**WHAT YOU WILL DO:**
Copy out the rows word for word, from the first one through the one containing "barrel labels: Asia".

**DATA SUPPLIED:**
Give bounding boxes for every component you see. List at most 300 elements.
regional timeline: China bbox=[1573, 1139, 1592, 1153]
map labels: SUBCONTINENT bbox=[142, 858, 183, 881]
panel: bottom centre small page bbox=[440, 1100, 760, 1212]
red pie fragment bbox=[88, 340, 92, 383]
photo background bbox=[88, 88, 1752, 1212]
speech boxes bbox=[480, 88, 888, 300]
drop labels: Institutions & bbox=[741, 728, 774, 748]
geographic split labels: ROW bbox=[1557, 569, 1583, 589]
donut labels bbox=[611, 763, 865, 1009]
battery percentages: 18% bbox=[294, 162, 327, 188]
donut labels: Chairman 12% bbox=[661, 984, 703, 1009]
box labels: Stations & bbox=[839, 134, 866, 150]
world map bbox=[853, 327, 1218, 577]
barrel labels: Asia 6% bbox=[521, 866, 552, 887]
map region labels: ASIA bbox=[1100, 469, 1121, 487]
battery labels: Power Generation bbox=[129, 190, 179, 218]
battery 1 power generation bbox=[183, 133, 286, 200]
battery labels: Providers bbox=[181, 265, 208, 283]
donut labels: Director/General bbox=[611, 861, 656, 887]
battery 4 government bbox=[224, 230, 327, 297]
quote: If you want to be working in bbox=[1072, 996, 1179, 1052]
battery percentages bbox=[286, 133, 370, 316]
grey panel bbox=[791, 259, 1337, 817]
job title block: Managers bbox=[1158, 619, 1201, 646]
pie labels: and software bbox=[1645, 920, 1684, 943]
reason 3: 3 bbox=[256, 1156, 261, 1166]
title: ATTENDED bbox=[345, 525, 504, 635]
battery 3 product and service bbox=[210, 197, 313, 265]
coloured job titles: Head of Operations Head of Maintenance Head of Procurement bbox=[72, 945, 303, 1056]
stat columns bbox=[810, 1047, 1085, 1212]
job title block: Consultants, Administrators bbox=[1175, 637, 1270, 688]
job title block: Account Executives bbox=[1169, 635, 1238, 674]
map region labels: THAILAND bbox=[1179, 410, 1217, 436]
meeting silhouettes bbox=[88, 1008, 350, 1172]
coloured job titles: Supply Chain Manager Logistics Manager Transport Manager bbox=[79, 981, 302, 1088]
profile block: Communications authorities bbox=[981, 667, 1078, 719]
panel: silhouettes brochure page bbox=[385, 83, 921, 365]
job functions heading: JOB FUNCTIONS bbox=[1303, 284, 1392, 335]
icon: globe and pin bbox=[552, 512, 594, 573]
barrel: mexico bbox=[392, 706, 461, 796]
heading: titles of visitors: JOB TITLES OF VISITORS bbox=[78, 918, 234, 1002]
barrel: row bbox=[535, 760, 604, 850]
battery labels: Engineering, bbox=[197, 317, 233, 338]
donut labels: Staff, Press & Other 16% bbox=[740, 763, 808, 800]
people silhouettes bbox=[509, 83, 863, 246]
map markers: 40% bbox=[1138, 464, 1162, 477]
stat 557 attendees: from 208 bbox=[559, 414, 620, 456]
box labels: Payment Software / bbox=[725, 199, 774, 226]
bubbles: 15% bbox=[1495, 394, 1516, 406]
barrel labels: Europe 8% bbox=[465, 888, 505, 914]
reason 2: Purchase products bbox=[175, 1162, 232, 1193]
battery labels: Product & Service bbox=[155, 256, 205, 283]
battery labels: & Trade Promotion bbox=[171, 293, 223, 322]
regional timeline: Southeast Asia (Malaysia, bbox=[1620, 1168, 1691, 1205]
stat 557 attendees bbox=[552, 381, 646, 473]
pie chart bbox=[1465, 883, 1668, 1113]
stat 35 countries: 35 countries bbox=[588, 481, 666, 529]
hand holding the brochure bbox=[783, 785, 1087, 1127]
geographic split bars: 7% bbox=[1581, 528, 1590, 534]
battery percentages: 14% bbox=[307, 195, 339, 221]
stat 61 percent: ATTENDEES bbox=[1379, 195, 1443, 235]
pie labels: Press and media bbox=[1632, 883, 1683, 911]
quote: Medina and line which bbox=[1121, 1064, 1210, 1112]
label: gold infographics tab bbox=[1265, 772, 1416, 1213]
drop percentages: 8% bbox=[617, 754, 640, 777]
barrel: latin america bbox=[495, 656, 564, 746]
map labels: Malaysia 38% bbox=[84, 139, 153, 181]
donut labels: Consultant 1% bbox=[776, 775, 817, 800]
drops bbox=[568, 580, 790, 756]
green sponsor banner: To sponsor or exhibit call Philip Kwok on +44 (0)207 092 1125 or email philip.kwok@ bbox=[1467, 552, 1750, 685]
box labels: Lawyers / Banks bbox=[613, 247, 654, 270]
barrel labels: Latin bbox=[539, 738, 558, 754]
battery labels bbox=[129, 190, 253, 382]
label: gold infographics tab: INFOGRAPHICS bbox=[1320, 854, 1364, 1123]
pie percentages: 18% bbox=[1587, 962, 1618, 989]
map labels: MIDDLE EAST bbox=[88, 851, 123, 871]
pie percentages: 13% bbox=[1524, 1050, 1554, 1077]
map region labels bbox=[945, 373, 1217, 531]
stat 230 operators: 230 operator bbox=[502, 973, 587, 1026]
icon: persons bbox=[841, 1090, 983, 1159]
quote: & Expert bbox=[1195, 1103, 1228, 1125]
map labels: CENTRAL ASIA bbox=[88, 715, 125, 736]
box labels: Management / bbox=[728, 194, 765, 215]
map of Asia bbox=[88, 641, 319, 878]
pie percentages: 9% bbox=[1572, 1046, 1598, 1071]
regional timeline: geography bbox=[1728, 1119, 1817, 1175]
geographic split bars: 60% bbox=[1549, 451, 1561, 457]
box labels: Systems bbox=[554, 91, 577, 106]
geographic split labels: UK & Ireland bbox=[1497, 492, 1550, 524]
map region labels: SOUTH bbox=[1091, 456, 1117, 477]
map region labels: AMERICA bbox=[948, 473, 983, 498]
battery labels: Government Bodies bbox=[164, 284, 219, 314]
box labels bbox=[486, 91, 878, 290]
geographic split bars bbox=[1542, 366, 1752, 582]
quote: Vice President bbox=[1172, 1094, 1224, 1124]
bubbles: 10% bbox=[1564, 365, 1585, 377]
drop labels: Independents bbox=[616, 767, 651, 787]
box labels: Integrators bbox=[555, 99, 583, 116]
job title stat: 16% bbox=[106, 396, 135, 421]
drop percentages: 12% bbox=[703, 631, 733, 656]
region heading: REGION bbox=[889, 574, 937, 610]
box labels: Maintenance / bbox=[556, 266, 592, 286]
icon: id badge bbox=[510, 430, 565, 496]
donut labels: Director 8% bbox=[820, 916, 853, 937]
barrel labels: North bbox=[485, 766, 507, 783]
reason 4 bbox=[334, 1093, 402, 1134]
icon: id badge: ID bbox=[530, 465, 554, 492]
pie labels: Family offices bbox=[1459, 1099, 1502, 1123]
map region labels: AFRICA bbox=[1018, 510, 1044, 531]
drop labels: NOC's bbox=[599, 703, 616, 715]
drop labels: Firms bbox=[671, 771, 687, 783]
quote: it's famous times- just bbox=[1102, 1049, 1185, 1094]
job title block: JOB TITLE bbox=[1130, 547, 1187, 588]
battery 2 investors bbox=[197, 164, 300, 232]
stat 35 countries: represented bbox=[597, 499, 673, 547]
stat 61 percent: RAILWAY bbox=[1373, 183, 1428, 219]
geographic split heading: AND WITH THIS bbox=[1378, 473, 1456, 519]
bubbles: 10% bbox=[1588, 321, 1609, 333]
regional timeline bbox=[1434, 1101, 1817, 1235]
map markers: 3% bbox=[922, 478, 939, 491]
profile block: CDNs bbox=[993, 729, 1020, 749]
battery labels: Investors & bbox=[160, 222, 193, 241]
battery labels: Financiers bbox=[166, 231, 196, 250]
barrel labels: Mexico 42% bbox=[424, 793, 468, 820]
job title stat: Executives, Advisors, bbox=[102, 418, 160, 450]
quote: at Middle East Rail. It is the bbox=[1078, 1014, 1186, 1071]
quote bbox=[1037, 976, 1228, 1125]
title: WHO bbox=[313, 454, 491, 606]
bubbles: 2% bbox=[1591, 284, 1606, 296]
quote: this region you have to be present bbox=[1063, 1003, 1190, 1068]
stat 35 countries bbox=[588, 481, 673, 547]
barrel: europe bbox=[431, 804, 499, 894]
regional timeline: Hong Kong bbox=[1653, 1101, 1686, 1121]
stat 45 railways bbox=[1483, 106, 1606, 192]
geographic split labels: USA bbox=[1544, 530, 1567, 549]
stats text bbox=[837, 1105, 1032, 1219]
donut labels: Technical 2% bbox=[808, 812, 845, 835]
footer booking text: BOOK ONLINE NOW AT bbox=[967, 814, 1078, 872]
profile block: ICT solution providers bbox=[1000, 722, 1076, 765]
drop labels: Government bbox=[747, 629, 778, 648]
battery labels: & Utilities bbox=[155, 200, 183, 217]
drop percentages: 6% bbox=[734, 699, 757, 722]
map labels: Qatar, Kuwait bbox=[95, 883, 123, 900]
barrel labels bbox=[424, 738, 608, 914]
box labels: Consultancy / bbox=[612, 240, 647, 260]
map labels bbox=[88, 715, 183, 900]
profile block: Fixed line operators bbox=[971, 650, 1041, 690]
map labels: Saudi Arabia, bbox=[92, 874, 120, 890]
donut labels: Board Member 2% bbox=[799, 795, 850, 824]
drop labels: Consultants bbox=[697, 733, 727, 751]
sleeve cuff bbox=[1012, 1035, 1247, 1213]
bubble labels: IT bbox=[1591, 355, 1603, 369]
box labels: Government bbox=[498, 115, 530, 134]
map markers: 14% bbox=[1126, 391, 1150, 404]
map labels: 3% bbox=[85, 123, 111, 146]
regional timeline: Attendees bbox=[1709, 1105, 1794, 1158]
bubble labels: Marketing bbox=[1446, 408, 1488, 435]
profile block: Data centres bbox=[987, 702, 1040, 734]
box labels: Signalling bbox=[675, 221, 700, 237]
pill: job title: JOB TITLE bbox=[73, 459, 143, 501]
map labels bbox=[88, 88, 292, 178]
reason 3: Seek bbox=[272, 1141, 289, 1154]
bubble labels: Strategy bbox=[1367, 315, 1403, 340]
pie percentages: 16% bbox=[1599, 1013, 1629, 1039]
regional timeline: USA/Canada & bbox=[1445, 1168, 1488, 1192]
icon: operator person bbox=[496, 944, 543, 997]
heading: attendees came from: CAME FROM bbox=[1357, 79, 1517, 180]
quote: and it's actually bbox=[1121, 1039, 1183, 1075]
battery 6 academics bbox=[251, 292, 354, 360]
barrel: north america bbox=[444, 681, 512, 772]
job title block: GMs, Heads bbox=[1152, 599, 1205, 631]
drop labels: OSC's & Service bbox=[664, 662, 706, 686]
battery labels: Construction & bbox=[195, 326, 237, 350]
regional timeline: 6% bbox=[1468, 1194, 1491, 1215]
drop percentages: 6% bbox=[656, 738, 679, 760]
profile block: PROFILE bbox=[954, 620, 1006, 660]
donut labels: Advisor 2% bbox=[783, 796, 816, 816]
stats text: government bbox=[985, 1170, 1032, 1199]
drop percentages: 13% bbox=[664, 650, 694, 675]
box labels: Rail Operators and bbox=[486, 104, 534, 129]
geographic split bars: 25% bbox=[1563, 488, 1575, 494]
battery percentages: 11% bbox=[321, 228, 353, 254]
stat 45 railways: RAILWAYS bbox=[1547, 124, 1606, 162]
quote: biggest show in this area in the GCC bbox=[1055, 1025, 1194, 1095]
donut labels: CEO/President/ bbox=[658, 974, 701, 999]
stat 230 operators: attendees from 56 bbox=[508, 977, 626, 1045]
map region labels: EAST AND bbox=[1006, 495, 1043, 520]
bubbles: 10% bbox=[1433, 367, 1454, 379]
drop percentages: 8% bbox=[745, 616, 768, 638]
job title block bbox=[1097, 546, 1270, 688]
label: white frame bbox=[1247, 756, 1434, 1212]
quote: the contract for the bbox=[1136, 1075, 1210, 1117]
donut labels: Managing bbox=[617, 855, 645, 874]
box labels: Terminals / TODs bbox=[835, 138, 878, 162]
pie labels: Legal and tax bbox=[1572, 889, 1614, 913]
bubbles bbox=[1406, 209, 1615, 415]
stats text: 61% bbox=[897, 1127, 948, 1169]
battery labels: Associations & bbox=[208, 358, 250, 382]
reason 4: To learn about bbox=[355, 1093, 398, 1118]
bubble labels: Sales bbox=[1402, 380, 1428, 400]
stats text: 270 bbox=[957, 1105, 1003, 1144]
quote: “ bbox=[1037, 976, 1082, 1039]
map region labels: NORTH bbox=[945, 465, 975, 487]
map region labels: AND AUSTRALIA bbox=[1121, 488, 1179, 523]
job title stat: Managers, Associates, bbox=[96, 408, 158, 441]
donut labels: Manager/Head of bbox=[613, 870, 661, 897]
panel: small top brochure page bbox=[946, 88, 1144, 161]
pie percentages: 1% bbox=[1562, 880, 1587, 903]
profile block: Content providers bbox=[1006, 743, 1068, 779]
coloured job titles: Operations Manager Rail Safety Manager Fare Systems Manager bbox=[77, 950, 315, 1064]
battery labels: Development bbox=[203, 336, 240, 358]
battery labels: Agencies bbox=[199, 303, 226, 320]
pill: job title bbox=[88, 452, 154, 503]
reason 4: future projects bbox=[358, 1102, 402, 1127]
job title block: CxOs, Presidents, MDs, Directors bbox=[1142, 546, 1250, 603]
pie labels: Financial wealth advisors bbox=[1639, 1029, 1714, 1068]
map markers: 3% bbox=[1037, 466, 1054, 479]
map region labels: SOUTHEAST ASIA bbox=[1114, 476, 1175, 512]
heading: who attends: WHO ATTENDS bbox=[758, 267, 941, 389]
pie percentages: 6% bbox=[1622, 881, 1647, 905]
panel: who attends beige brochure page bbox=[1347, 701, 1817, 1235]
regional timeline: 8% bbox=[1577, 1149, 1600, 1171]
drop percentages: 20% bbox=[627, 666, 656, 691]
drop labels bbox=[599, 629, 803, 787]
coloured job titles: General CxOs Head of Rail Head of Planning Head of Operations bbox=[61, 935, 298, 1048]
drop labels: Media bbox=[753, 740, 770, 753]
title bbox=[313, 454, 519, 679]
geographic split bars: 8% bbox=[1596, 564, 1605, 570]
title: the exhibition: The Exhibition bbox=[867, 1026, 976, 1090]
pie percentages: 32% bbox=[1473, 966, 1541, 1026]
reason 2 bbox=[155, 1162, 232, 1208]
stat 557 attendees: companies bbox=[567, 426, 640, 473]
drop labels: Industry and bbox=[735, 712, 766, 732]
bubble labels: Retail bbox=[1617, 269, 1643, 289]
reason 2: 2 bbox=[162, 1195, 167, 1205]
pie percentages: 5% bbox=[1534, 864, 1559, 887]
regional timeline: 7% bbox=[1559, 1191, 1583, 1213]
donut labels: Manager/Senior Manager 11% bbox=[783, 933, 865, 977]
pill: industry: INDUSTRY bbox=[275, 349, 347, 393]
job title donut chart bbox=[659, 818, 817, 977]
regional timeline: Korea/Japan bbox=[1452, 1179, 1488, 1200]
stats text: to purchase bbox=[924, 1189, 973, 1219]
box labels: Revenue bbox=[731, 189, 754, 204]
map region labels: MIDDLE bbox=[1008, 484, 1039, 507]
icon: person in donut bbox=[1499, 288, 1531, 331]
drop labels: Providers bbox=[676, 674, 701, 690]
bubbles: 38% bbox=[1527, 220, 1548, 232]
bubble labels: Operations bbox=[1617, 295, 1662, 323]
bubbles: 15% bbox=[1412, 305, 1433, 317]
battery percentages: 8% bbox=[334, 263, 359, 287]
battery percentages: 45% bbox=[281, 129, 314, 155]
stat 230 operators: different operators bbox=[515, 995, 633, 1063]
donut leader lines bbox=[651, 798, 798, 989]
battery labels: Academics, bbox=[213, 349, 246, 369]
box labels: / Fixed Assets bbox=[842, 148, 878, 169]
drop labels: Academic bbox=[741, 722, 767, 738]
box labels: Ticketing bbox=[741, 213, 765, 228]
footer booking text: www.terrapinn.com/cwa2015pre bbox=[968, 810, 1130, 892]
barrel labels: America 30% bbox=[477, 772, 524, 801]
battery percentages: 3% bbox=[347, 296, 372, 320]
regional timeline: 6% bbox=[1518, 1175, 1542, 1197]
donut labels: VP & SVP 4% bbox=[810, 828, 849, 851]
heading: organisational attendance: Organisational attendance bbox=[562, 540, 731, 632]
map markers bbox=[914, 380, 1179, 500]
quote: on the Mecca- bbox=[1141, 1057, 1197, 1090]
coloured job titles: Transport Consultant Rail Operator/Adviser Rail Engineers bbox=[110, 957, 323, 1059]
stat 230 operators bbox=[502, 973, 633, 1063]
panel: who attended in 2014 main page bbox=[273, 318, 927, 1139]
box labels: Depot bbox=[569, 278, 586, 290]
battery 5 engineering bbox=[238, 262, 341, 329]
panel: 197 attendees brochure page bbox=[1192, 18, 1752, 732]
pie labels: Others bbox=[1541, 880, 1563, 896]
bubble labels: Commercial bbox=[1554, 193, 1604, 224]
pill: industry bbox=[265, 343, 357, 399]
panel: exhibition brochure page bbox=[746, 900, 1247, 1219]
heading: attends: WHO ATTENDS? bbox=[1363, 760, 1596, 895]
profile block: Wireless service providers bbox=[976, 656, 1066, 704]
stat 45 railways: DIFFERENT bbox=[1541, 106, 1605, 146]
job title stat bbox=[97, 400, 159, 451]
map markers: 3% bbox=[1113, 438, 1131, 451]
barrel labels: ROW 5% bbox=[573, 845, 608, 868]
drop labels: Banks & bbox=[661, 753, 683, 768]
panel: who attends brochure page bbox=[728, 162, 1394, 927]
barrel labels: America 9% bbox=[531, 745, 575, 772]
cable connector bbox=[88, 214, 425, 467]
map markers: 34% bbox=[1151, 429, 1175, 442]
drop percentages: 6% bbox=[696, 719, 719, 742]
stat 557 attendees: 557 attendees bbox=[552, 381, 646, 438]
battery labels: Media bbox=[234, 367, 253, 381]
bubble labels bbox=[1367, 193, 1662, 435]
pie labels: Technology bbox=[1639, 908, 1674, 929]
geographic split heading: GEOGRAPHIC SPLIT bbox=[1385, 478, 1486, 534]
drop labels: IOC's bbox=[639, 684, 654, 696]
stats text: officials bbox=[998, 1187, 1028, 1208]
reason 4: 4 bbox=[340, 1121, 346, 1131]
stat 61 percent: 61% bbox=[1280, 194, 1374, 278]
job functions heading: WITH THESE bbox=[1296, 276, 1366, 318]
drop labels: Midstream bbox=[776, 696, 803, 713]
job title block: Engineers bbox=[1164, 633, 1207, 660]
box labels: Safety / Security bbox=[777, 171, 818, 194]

**RESPONSE:**
Give bounding boxes for every component you see. List at most 300 elements.
regional timeline: China bbox=[1573, 1139, 1592, 1153]
map labels: SUBCONTINENT bbox=[142, 858, 183, 881]
panel: bottom centre small page bbox=[440, 1100, 760, 1212]
red pie fragment bbox=[88, 340, 92, 383]
photo background bbox=[88, 88, 1752, 1212]
speech boxes bbox=[480, 88, 888, 300]
drop labels: Institutions & bbox=[741, 728, 774, 748]
geographic split labels: ROW bbox=[1557, 569, 1583, 589]
donut labels bbox=[611, 763, 865, 1009]
battery percentages: 18% bbox=[294, 162, 327, 188]
donut labels: Chairman 12% bbox=[661, 984, 703, 1009]
box labels: Stations & bbox=[839, 134, 866, 150]
world map bbox=[853, 327, 1218, 577]
barrel labels: Asia 6% bbox=[521, 866, 552, 887]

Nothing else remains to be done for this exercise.